Dataset items:
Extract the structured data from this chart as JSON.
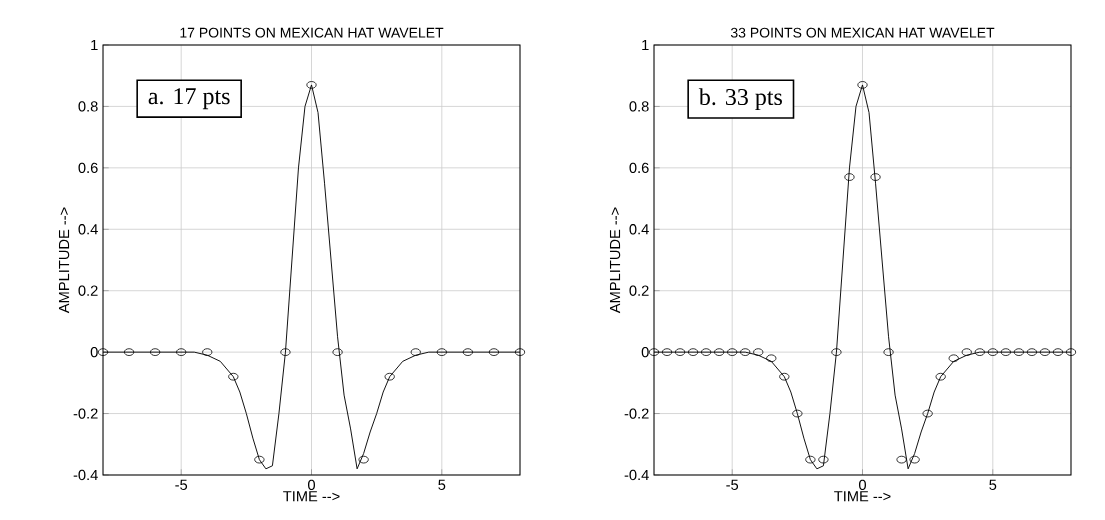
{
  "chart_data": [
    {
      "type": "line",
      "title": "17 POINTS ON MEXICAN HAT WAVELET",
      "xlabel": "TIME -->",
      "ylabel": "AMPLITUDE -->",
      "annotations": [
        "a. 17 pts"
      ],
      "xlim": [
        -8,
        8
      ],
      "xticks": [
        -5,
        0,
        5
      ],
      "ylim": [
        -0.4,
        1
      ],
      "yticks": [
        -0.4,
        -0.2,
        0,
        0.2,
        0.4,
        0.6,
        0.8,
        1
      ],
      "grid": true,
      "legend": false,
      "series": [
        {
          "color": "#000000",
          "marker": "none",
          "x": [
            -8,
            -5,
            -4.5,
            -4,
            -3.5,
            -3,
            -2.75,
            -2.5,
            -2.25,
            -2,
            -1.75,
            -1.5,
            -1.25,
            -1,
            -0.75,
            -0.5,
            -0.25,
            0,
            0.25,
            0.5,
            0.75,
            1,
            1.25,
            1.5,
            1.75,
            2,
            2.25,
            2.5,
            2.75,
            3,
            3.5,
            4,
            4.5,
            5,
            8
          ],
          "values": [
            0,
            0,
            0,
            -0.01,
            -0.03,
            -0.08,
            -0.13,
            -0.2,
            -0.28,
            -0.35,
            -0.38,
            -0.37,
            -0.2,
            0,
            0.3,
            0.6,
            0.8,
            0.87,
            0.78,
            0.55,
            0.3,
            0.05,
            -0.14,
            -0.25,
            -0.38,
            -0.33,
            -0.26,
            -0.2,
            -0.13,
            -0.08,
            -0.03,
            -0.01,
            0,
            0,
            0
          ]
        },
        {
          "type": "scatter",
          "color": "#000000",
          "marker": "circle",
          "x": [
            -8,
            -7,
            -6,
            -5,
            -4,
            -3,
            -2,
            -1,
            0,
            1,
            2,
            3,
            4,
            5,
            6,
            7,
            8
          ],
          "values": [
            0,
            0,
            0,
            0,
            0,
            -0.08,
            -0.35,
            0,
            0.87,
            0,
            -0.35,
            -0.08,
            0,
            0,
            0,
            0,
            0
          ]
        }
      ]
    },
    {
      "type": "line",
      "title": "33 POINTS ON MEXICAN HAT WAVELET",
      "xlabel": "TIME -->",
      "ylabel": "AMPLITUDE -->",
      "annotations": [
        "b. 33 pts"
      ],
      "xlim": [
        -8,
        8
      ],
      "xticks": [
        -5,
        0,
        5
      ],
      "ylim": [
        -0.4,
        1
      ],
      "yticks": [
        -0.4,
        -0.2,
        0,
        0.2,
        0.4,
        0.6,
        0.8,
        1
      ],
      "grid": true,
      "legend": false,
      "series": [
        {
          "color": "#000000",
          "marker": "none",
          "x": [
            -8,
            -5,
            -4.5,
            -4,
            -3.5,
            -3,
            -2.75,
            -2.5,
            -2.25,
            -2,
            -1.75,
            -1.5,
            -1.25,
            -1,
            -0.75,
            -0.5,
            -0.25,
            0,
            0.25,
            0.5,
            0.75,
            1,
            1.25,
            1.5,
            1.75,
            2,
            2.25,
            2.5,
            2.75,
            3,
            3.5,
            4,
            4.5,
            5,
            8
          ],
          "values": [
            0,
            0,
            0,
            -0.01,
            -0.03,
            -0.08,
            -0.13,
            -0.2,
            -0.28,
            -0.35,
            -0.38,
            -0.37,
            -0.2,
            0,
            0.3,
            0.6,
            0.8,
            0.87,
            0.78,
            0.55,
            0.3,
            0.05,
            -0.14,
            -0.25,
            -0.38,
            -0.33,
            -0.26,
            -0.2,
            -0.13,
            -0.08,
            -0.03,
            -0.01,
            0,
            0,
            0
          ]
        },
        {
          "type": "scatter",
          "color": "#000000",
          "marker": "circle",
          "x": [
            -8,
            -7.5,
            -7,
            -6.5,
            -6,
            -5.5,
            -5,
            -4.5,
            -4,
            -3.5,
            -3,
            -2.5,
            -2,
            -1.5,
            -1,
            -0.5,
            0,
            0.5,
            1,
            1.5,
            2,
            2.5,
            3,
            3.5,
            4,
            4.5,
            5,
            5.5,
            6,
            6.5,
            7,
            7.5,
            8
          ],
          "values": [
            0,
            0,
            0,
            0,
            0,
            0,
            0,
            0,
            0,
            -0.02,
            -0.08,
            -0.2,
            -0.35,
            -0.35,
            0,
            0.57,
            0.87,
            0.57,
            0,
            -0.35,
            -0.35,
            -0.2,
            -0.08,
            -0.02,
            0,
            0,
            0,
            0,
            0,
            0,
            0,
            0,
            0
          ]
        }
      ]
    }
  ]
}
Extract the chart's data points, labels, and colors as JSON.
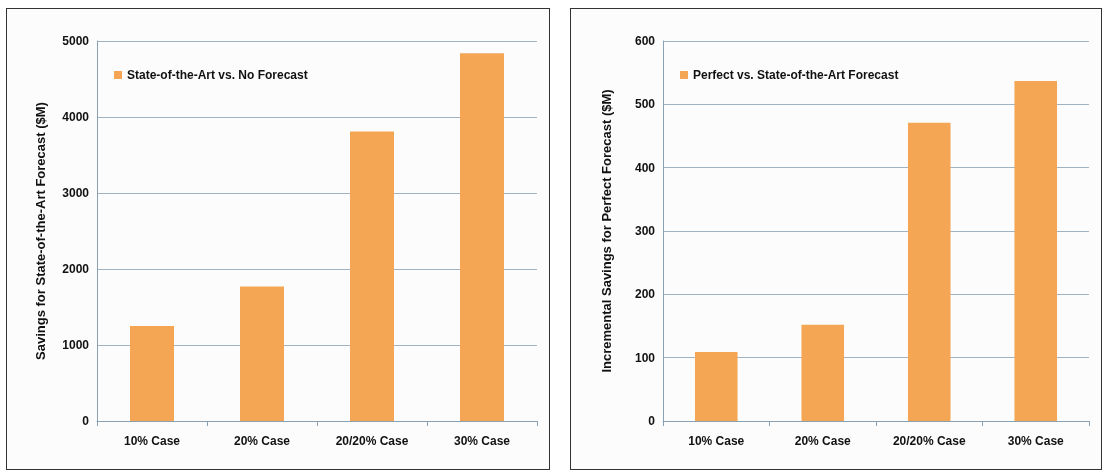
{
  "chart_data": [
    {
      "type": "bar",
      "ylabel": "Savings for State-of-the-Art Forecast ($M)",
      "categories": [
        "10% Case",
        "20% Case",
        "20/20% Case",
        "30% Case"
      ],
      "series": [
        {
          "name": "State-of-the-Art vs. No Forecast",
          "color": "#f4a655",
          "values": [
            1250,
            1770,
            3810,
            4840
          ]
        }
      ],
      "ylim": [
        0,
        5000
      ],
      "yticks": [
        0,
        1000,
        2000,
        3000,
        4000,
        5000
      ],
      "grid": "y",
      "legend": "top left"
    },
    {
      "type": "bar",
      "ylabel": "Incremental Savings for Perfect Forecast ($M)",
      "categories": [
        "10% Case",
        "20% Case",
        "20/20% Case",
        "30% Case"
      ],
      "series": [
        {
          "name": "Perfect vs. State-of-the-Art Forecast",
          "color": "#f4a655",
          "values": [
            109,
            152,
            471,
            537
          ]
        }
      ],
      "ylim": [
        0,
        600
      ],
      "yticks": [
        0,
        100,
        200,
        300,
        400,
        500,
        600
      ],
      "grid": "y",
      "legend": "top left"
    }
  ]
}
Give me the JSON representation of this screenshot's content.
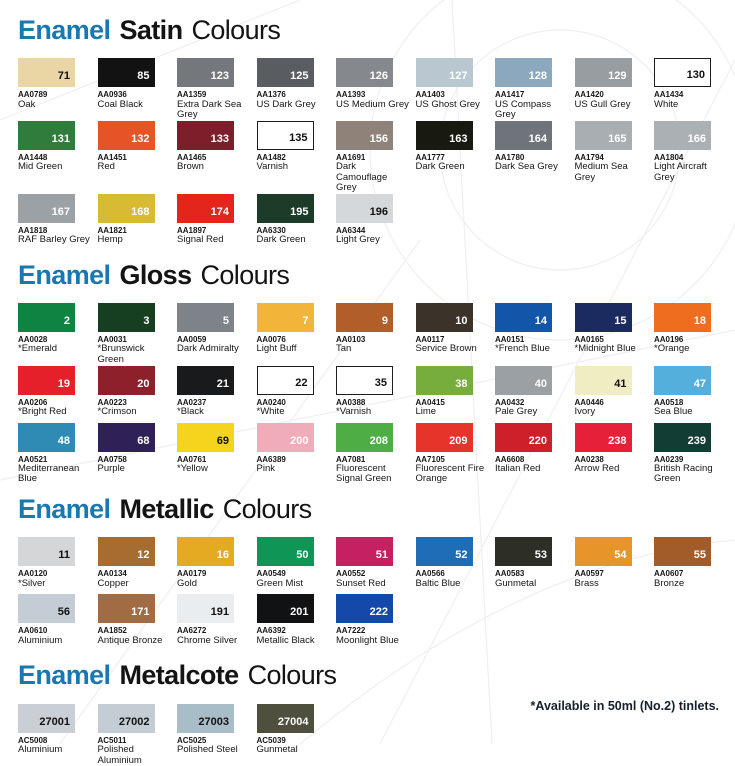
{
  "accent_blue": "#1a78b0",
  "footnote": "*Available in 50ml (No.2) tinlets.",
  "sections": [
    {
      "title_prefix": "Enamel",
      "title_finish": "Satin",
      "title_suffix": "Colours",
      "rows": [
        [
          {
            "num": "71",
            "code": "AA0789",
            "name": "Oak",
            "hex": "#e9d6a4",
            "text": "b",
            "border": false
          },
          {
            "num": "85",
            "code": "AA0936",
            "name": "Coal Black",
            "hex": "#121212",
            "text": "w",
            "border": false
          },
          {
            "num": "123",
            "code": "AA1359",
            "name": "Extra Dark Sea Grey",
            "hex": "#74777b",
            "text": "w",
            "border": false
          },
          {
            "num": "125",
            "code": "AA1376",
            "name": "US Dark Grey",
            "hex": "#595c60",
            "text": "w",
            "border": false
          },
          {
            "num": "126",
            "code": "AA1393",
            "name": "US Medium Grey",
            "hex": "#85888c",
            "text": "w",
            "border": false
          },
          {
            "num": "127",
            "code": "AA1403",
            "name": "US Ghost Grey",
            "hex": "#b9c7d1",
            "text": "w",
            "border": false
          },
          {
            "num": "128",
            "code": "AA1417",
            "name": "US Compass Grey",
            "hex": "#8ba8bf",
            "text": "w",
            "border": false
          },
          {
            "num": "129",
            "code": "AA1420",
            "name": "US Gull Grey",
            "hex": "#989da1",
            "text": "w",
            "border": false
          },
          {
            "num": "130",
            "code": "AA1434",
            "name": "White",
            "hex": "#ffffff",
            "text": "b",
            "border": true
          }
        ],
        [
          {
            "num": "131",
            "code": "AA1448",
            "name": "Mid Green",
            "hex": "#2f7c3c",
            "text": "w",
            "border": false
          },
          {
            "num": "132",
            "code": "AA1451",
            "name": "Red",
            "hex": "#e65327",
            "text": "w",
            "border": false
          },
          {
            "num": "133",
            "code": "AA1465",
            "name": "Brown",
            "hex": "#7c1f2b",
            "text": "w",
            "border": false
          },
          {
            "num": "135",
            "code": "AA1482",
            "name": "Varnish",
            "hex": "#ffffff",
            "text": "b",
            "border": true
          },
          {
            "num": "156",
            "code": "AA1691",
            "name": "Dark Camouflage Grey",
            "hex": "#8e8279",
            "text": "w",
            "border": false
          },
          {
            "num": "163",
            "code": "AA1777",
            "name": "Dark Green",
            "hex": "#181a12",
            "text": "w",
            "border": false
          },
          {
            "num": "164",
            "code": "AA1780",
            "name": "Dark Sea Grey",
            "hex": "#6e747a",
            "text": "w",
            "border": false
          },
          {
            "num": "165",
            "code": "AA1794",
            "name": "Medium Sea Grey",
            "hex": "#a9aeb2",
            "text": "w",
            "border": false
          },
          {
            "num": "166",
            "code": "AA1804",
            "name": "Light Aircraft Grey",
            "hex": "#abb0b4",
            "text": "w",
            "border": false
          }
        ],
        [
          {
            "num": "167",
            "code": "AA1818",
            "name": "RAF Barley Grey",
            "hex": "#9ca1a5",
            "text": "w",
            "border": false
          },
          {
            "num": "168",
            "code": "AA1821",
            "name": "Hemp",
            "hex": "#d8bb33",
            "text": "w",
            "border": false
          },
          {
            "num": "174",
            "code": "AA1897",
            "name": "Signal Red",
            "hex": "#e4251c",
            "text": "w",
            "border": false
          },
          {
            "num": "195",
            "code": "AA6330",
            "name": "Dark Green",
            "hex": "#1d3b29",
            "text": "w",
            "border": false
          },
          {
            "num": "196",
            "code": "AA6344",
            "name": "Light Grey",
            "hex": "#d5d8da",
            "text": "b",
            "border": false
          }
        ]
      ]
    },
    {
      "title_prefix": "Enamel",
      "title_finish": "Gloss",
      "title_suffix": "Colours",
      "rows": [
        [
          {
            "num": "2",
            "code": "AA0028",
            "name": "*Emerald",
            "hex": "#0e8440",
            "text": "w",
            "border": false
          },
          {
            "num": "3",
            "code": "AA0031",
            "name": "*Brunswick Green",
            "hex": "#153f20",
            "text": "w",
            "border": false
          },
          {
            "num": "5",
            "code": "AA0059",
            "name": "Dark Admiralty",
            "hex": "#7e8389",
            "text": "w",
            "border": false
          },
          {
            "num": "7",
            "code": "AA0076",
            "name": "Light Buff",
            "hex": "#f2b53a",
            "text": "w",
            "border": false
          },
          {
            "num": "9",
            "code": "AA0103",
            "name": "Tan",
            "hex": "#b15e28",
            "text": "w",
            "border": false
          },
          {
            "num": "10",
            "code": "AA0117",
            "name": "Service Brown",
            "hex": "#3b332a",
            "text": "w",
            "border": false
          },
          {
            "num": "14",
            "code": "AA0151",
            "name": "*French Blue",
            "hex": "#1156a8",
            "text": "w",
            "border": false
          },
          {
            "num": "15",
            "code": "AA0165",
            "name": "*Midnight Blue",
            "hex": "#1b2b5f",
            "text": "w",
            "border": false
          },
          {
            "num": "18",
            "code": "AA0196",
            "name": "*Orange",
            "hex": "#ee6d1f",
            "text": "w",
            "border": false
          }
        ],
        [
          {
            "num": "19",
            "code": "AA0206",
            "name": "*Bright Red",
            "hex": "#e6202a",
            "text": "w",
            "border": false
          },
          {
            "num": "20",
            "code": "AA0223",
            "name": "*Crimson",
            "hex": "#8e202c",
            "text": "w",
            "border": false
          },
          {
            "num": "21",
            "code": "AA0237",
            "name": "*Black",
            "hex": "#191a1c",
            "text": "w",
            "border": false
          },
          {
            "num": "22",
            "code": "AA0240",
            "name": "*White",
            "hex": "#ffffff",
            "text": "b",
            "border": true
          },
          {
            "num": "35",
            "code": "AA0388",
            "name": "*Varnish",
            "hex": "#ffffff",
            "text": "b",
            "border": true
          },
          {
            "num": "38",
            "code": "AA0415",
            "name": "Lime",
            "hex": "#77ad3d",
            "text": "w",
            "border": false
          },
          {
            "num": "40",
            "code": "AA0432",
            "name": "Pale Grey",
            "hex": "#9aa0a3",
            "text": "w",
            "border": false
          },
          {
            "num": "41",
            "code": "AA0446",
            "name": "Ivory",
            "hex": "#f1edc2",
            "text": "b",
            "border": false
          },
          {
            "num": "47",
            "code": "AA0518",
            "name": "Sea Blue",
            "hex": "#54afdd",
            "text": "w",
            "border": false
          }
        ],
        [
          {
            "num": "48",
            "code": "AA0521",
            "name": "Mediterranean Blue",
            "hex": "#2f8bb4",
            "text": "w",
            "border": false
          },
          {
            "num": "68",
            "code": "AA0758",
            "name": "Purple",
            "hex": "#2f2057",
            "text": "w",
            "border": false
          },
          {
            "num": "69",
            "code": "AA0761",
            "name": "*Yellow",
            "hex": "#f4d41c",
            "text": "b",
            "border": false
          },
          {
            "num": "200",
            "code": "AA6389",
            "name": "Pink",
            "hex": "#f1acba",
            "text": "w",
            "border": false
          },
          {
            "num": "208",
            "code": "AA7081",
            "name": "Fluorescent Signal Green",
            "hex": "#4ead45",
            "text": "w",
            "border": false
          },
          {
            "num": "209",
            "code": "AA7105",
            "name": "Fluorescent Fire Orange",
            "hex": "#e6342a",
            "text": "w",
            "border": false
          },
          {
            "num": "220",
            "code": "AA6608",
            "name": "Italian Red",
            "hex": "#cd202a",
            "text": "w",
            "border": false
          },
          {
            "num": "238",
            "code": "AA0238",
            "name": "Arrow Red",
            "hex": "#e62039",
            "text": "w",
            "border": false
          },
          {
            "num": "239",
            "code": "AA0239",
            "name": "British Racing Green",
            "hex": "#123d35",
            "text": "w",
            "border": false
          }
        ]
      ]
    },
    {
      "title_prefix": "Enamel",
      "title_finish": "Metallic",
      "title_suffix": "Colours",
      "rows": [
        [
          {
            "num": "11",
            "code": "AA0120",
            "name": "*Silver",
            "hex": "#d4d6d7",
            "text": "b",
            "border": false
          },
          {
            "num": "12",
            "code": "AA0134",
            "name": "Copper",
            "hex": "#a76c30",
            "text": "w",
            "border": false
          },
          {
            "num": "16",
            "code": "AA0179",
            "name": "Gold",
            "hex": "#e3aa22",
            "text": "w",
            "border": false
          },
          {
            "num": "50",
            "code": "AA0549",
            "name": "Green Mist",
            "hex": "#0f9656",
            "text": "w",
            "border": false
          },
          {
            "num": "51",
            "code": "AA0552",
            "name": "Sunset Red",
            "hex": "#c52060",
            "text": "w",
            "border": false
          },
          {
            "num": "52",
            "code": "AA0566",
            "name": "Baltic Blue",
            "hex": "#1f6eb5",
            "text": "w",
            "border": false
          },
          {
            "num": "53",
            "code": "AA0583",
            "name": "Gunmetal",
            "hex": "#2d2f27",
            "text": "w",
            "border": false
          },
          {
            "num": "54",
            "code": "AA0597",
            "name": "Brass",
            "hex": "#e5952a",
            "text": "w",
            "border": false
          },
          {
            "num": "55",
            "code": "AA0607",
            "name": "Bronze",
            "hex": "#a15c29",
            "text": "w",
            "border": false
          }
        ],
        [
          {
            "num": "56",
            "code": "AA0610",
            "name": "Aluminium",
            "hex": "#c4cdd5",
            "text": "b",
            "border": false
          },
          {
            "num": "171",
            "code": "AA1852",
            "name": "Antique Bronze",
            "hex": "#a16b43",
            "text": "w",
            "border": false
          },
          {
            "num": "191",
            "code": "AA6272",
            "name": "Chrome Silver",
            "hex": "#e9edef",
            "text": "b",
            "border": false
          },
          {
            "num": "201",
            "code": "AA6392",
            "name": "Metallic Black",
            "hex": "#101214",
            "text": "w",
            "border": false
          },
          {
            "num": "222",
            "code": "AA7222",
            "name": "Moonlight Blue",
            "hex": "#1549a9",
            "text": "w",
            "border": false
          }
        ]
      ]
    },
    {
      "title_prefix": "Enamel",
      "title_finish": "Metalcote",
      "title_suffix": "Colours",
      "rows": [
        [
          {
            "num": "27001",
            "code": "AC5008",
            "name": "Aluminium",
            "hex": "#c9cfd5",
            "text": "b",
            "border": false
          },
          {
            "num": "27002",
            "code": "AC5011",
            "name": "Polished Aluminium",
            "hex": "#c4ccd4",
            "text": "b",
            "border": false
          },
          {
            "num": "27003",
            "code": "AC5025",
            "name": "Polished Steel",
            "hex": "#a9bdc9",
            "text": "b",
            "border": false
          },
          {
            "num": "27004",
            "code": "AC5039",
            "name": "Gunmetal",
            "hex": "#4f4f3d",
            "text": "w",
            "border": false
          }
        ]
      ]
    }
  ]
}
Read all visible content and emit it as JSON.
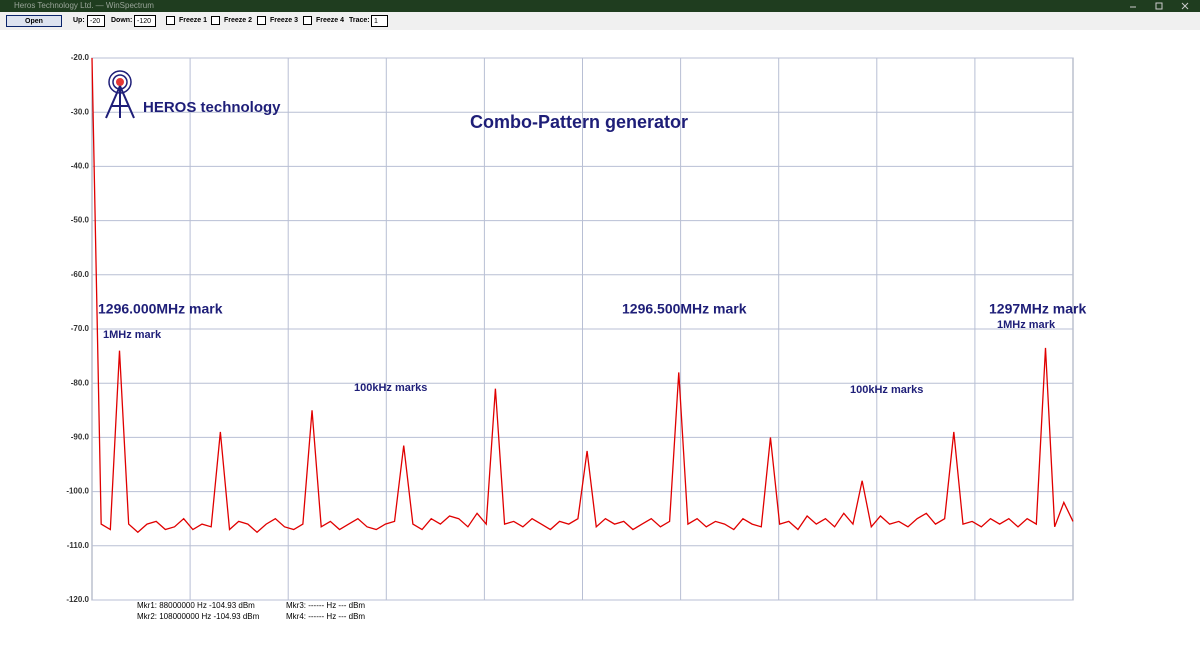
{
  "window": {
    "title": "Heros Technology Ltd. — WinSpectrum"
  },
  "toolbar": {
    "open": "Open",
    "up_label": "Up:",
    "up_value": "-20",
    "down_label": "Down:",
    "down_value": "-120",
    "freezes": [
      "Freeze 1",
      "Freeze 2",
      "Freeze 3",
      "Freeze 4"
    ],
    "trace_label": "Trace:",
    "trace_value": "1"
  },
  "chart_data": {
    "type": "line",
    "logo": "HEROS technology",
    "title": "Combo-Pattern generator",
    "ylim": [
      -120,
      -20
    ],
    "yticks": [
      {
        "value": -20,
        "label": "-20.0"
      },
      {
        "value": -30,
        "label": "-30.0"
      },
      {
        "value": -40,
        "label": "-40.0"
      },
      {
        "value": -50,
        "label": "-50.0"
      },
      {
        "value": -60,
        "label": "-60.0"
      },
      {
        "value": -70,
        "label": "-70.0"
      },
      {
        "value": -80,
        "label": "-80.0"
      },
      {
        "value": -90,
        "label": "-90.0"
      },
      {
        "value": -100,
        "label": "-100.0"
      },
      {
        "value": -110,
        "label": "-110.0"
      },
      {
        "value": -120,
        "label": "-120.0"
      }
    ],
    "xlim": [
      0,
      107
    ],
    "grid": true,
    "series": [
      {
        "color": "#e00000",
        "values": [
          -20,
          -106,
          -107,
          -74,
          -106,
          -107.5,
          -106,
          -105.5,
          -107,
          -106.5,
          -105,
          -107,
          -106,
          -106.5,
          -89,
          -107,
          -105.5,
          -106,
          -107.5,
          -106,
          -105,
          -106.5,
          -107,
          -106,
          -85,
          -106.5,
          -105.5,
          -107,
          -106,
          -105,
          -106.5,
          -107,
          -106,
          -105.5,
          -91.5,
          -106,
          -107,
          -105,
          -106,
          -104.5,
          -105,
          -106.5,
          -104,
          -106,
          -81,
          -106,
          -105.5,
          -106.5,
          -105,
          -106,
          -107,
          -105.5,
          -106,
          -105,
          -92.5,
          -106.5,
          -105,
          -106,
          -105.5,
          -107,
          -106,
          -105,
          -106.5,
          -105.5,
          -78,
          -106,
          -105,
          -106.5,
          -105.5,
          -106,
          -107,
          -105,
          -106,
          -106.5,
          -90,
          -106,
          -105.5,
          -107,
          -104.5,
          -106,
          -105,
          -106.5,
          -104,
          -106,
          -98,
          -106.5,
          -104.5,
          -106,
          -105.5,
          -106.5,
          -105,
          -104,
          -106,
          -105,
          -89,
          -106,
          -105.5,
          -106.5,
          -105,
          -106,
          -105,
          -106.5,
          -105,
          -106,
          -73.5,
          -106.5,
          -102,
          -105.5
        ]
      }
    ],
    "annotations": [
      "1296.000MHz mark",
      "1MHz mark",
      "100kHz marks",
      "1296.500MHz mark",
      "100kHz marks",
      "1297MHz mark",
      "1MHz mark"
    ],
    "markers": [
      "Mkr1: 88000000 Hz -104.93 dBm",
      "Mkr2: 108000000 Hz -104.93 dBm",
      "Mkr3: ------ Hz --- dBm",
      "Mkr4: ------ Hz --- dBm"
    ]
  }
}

**What you need to do:**
Lines that include the word "this" — how many are there in the data? Answer with the number alone.

**Task solution:**
2